(Stored items from a collection)
Begin

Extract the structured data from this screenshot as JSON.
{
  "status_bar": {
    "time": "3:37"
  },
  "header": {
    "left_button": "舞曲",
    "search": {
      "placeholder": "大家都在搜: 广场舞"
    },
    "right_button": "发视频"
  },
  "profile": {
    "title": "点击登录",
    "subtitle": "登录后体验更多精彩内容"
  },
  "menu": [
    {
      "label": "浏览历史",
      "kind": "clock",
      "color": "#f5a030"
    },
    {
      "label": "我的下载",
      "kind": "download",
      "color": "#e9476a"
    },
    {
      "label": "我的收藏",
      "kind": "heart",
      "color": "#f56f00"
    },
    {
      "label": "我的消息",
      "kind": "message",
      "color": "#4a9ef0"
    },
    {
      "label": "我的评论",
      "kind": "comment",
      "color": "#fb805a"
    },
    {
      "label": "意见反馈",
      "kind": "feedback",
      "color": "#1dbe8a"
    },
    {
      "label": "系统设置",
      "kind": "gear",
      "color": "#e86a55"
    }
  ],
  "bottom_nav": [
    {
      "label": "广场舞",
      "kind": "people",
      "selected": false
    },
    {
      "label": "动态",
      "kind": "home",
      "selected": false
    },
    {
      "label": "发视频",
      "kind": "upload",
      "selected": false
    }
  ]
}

End
Begin

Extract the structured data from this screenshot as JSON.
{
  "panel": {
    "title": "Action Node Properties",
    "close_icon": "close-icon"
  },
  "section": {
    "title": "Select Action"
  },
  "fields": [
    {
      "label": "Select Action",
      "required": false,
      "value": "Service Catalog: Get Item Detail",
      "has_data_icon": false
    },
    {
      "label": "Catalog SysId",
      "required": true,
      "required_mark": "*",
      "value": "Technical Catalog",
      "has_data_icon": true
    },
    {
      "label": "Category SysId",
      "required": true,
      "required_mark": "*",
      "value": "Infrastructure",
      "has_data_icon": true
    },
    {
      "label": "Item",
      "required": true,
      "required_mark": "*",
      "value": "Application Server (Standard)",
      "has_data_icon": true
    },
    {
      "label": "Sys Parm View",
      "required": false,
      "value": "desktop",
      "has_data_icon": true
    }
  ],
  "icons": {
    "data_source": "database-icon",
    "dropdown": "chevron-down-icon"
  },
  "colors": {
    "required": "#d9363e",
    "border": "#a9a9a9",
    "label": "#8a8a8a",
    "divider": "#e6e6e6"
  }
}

End

Find every line in the records above that contains the word "kind", and copy each one.

▶ The result
      "kind": "clock",
      "kind": "download",
      "kind": "heart",
      "kind": "message",
      "kind": "comment",
      "kind": "feedback",
      "kind": "gear",
      "kind": "people",
      "kind": "home",
      "kind": "upload",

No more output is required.